Exercise: The data below must be copied in full and without any change.

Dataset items
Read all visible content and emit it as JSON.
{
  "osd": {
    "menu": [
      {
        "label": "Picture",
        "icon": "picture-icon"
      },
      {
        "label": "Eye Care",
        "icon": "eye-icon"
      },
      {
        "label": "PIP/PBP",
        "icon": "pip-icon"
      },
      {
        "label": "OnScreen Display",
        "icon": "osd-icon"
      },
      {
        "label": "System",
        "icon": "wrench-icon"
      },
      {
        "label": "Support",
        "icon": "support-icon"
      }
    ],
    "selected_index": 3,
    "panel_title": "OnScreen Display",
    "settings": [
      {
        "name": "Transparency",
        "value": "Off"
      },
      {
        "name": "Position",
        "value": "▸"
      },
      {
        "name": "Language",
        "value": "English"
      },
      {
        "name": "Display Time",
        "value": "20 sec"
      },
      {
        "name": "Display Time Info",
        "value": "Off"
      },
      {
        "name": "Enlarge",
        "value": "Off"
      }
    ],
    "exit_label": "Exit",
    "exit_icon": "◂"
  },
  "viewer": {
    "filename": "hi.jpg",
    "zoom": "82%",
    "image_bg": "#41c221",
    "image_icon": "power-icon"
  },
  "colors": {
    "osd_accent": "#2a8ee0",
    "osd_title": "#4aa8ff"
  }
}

Result for this exercise:
Read all visible content and emit it as JSON.
{
  "osd": {
    "menu": [
      {
        "label": "Picture",
        "icon": "picture-icon"
      },
      {
        "label": "Eye Care",
        "icon": "eye-icon"
      },
      {
        "label": "PIP/PBP",
        "icon": "pip-icon"
      },
      {
        "label": "OnScreen Display",
        "icon": "osd-icon"
      },
      {
        "label": "System",
        "icon": "wrench-icon"
      },
      {
        "label": "Support",
        "icon": "support-icon"
      }
    ],
    "selected_index": 3,
    "panel_title": "OnScreen Display",
    "settings": [
      {
        "name": "Transparency",
        "value": "Off"
      },
      {
        "name": "Position",
        "value": "▸"
      },
      {
        "name": "Language",
        "value": "English"
      },
      {
        "name": "Display Time",
        "value": "20 sec"
      },
      {
        "name": "Display Time Info",
        "value": "Off"
      },
      {
        "name": "Enlarge",
        "value": "Off"
      }
    ],
    "exit_label": "Exit",
    "exit_icon": "◂"
  },
  "viewer": {
    "filename": "hi.jpg",
    "zoom": "82%",
    "image_bg": "#41c221",
    "image_icon": "power-icon"
  },
  "colors": {
    "osd_accent": "#2a8ee0",
    "osd_title": "#4aa8ff"
  }
}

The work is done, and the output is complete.